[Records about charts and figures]
--

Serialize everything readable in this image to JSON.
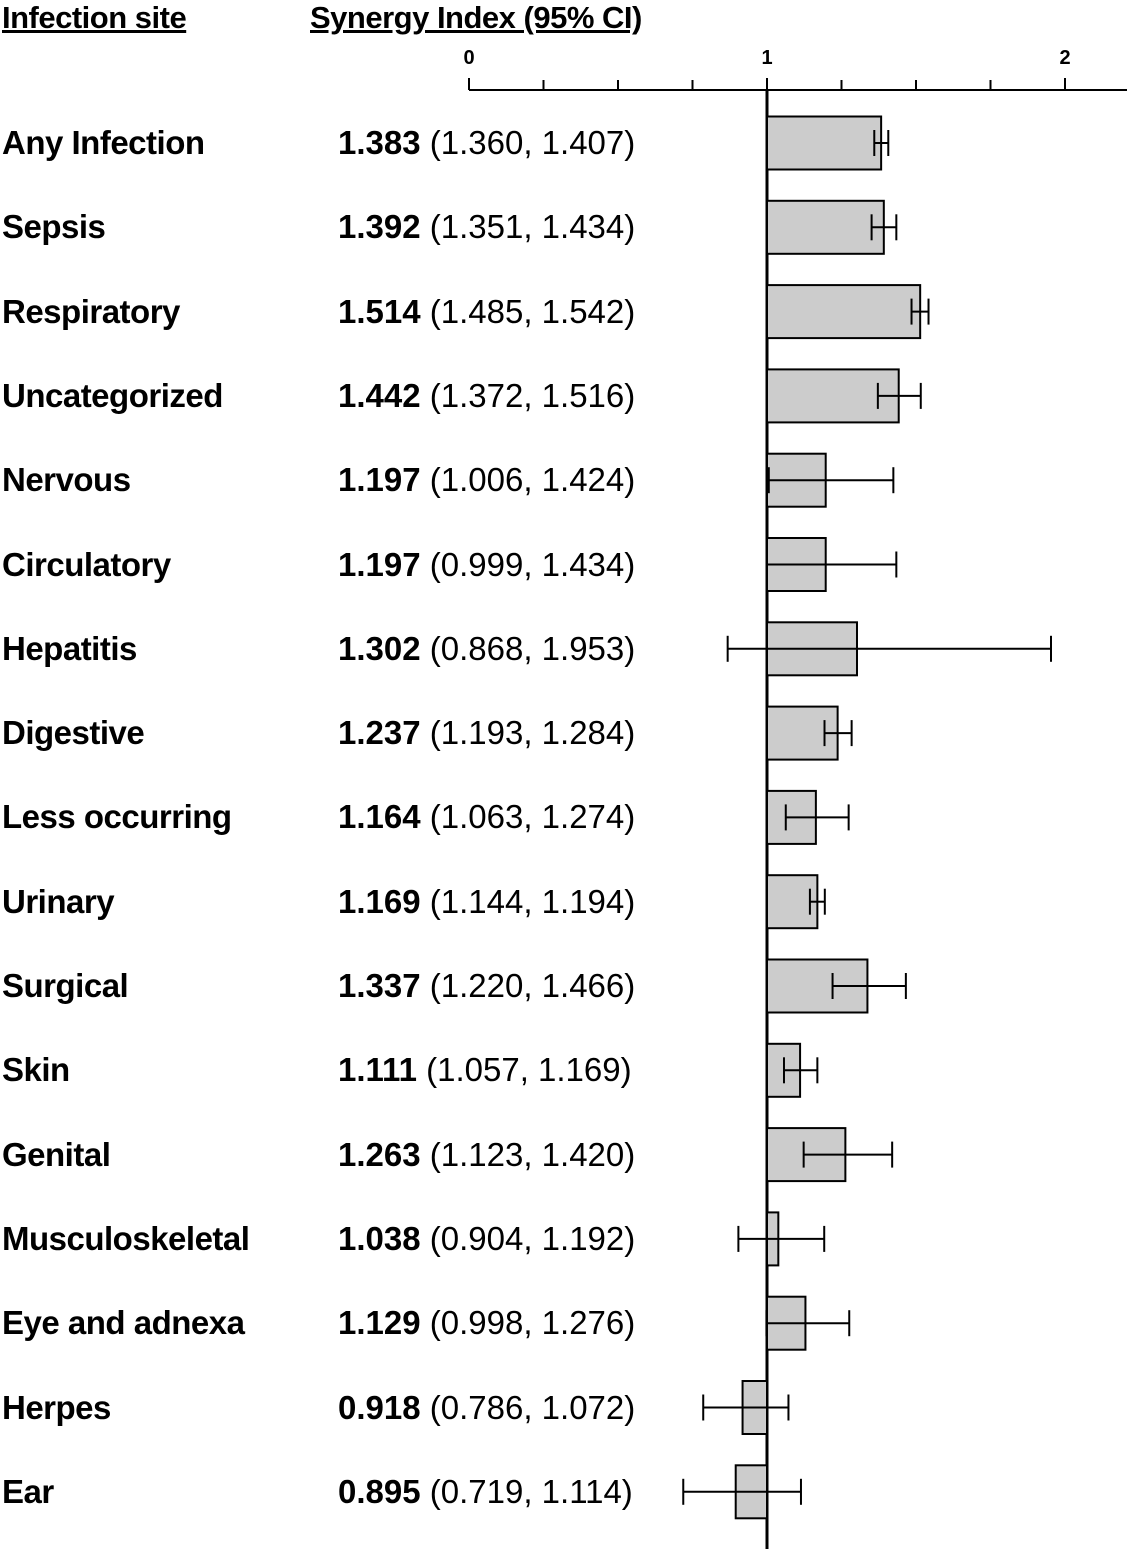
{
  "headers": {
    "site": "Infection site",
    "synergy": "Synergy Index (95% CI)"
  },
  "chart_data": {
    "type": "bar",
    "orientation": "horizontal",
    "baseline": 1,
    "xlim": [
      0,
      2.2
    ],
    "x_ticks": [
      0,
      0.25,
      0.5,
      0.75,
      1,
      1.25,
      1.5,
      1.75,
      2
    ],
    "x_tick_labels": [
      "0",
      "",
      "",
      "",
      "1",
      "",
      "",
      "",
      "2"
    ],
    "grid": false,
    "legend": "none",
    "bar_color": "#cccccc",
    "rows": [
      {
        "site": "Any Infection",
        "estimate": "1.383",
        "ci": "(1.360, 1.407)",
        "value": 1.383,
        "lower": 1.36,
        "upper": 1.407
      },
      {
        "site": "Sepsis",
        "estimate": "1.392",
        "ci": "(1.351, 1.434)",
        "value": 1.392,
        "lower": 1.351,
        "upper": 1.434
      },
      {
        "site": "Respiratory",
        "estimate": "1.514",
        "ci": "(1.485, 1.542)",
        "value": 1.514,
        "lower": 1.485,
        "upper": 1.542
      },
      {
        "site": "Uncategorized",
        "estimate": "1.442",
        "ci": "(1.372, 1.516)",
        "value": 1.442,
        "lower": 1.372,
        "upper": 1.516
      },
      {
        "site": "Nervous",
        "estimate": "1.197",
        "ci": "(1.006, 1.424)",
        "value": 1.197,
        "lower": 1.006,
        "upper": 1.424
      },
      {
        "site": "Circulatory",
        "estimate": "1.197",
        "ci": "(0.999, 1.434)",
        "value": 1.197,
        "lower": 0.999,
        "upper": 1.434
      },
      {
        "site": "Hepatitis",
        "estimate": "1.302",
        "ci": "(0.868, 1.953)",
        "value": 1.302,
        "lower": 0.868,
        "upper": 1.953
      },
      {
        "site": "Digestive",
        "estimate": "1.237",
        "ci": "(1.193, 1.284)",
        "value": 1.237,
        "lower": 1.193,
        "upper": 1.284
      },
      {
        "site": "Less occurring",
        "estimate": "1.164",
        "ci": "(1.063, 1.274)",
        "value": 1.164,
        "lower": 1.063,
        "upper": 1.274
      },
      {
        "site": "Urinary",
        "estimate": "1.169",
        "ci": "(1.144, 1.194)",
        "value": 1.169,
        "lower": 1.144,
        "upper": 1.194
      },
      {
        "site": "Surgical",
        "estimate": "1.337",
        "ci": "(1.220, 1.466)",
        "value": 1.337,
        "lower": 1.22,
        "upper": 1.466
      },
      {
        "site": "Skin",
        "estimate": "1.111",
        "ci": "(1.057, 1.169)",
        "value": 1.111,
        "lower": 1.057,
        "upper": 1.169
      },
      {
        "site": "Genital",
        "estimate": "1.263",
        "ci": "(1.123, 1.420)",
        "value": 1.263,
        "lower": 1.123,
        "upper": 1.42
      },
      {
        "site": "Musculoskeletal",
        "estimate": "1.038",
        "ci": "(0.904, 1.192)",
        "value": 1.038,
        "lower": 0.904,
        "upper": 1.192
      },
      {
        "site": "Eye and adnexa",
        "estimate": "1.129",
        "ci": "(0.998, 1.276)",
        "value": 1.129,
        "lower": 0.998,
        "upper": 1.276
      },
      {
        "site": "Herpes",
        "estimate": "0.918",
        "ci": "(0.786, 1.072)",
        "value": 0.918,
        "lower": 0.786,
        "upper": 1.072
      },
      {
        "site": "Ear",
        "estimate": "0.895",
        "ci": "(0.719, 1.114)",
        "value": 0.895,
        "lower": 0.719,
        "upper": 1.114
      }
    ]
  }
}
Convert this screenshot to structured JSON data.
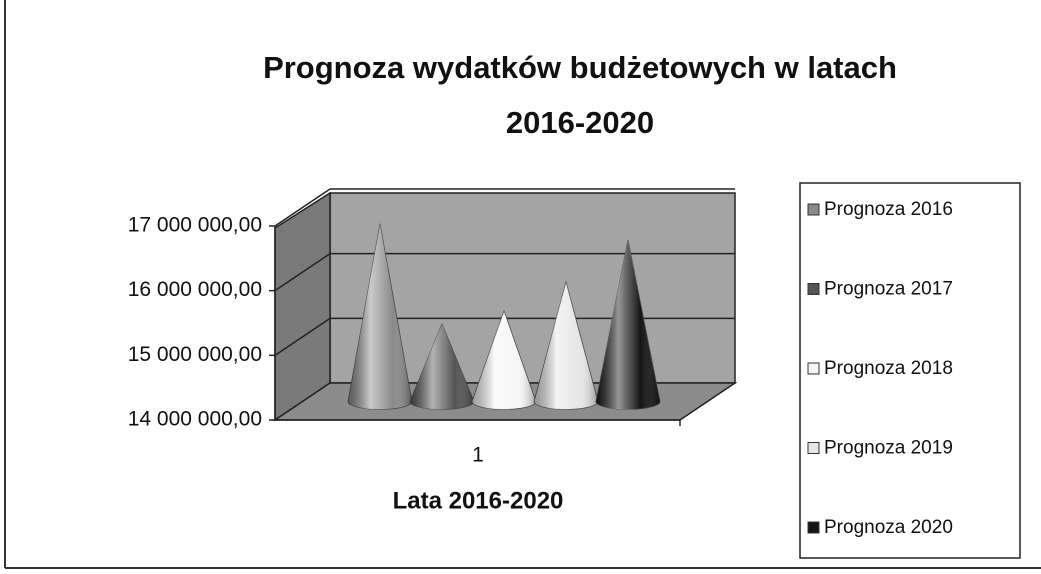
{
  "chart_data": {
    "type": "cone3d",
    "title": "Prognoza wydatków budżetowych w latach",
    "title_line2": "2016-2020",
    "x_label": "Lata 2016-2020",
    "categories": [
      "1"
    ],
    "series": [
      {
        "name": "Prognoza 2016",
        "color": "#8a8a8a",
        "values": [
          16750000
        ]
      },
      {
        "name": "Prognoza 2017",
        "color": "#555555",
        "values": [
          15200000
        ]
      },
      {
        "name": "Prognoza 2018",
        "color": "#f6f6f6",
        "values": [
          15400000
        ]
      },
      {
        "name": "Prognoza 2019",
        "color": "#e6e6e6",
        "values": [
          15850000
        ]
      },
      {
        "name": "Prognoza 2020",
        "color": "#151515",
        "values": [
          16500000
        ]
      }
    ],
    "ylim": [
      14000000,
      17000000
    ],
    "yticks": [
      {
        "value": 14000000,
        "label": "14 000 000,00"
      },
      {
        "value": 15000000,
        "label": "15 000 000,00"
      },
      {
        "value": 16000000,
        "label": "16 000 000,00"
      },
      {
        "value": 17000000,
        "label": "17 000 000,00"
      }
    ],
    "grid": true,
    "legend": "right"
  }
}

--

* **Stated exercise**: Leave out the pictures and copy every record above exactly.

* **Response to the task**:
Serialize everything readable in this image to JSON.
{
  "headers": {
    "site": "Infection site",
    "synergy": "Synergy Index (95% CI)"
  },
  "chart_data": {
    "type": "bar",
    "orientation": "horizontal",
    "baseline": 1,
    "xlim": [
      0,
      2.2
    ],
    "x_ticks": [
      0,
      0.25,
      0.5,
      0.75,
      1,
      1.25,
      1.5,
      1.75,
      2
    ],
    "x_tick_labels": [
      "0",
      "",
      "",
      "",
      "1",
      "",
      "",
      "",
      "2"
    ],
    "grid": false,
    "legend": "none",
    "bar_color": "#cccccc",
    "rows": [
      {
        "site": "Any Infection",
        "estimate": "1.383",
        "ci": "(1.360, 1.407)",
        "value": 1.383,
        "lower": 1.36,
        "upper": 1.407
      },
      {
        "site": "Sepsis",
        "estimate": "1.392",
        "ci": "(1.351, 1.434)",
        "value": 1.392,
        "lower": 1.351,
        "upper": 1.434
      },
      {
        "site": "Respiratory",
        "estimate": "1.514",
        "ci": "(1.485, 1.542)",
        "value": 1.514,
        "lower": 1.485,
        "upper": 1.542
      },
      {
        "site": "Uncategorized",
        "estimate": "1.442",
        "ci": "(1.372, 1.516)",
        "value": 1.442,
        "lower": 1.372,
        "upper": 1.516
      },
      {
        "site": "Nervous",
        "estimate": "1.197",
        "ci": "(1.006, 1.424)",
        "value": 1.197,
        "lower": 1.006,
        "upper": 1.424
      },
      {
        "site": "Circulatory",
        "estimate": "1.197",
        "ci": "(0.999, 1.434)",
        "value": 1.197,
        "lower": 0.999,
        "upper": 1.434
      },
      {
        "site": "Hepatitis",
        "estimate": "1.302",
        "ci": "(0.868, 1.953)",
        "value": 1.302,
        "lower": 0.868,
        "upper": 1.953
      },
      {
        "site": "Digestive",
        "estimate": "1.237",
        "ci": "(1.193, 1.284)",
        "value": 1.237,
        "lower": 1.193,
        "upper": 1.284
      },
      {
        "site": "Less occurring",
        "estimate": "1.164",
        "ci": "(1.063, 1.274)",
        "value": 1.164,
        "lower": 1.063,
        "upper": 1.274
      },
      {
        "site": "Urinary",
        "estimate": "1.169",
        "ci": "(1.144, 1.194)",
        "value": 1.169,
        "lower": 1.144,
        "upper": 1.194
      },
      {
        "site": "Surgical",
        "estimate": "1.337",
        "ci": "(1.220, 1.466)",
        "value": 1.337,
        "lower": 1.22,
        "upper": 1.466
      },
      {
        "site": "Skin",
        "estimate": "1.111",
        "ci": "(1.057, 1.169)",
        "value": 1.111,
        "lower": 1.057,
        "upper": 1.169
      },
      {
        "site": "Genital",
        "estimate": "1.263",
        "ci": "(1.123, 1.420)",
        "value": 1.263,
        "lower": 1.123,
        "upper": 1.42
      },
      {
        "site": "Musculoskeletal",
        "estimate": "1.038",
        "ci": "(0.904, 1.192)",
        "value": 1.038,
        "lower": 0.904,
        "upper": 1.192
      },
      {
        "site": "Eye and adnexa",
        "estimate": "1.129",
        "ci": "(0.998, 1.276)",
        "value": 1.129,
        "lower": 0.998,
        "upper": 1.276
      },
      {
        "site": "Herpes",
        "estimate": "0.918",
        "ci": "(0.786, 1.072)",
        "value": 0.918,
        "lower": 0.786,
        "upper": 1.072
      },
      {
        "site": "Ear",
        "estimate": "0.895",
        "ci": "(0.719, 1.114)",
        "value": 0.895,
        "lower": 0.719,
        "upper": 1.114
      }
    ]
  }
}
Convert this screenshot to structured JSON data.
{
  "chart_data": {
    "type": "cone3d",
    "title": "Prognoza wydatków budżetowych w latach",
    "title_line2": "2016-2020",
    "x_label": "Lata 2016-2020",
    "categories": [
      "1"
    ],
    "series": [
      {
        "name": "Prognoza 2016",
        "color": "#8a8a8a",
        "values": [
          16750000
        ]
      },
      {
        "name": "Prognoza 2017",
        "color": "#555555",
        "values": [
          15200000
        ]
      },
      {
        "name": "Prognoza 2018",
        "color": "#f6f6f6",
        "values": [
          15400000
        ]
      },
      {
        "name": "Prognoza 2019",
        "color": "#e6e6e6",
        "values": [
          15850000
        ]
      },
      {
        "name": "Prognoza 2020",
        "color": "#151515",
        "values": [
          16500000
        ]
      }
    ],
    "ylim": [
      14000000,
      17000000
    ],
    "yticks": [
      {
        "value": 14000000,
        "label": "14 000 000,00"
      },
      {
        "value": 15000000,
        "label": "15 000 000,00"
      },
      {
        "value": 16000000,
        "label": "16 000 000,00"
      },
      {
        "value": 17000000,
        "label": "17 000 000,00"
      }
    ],
    "grid": true,
    "legend": "right"
  }
}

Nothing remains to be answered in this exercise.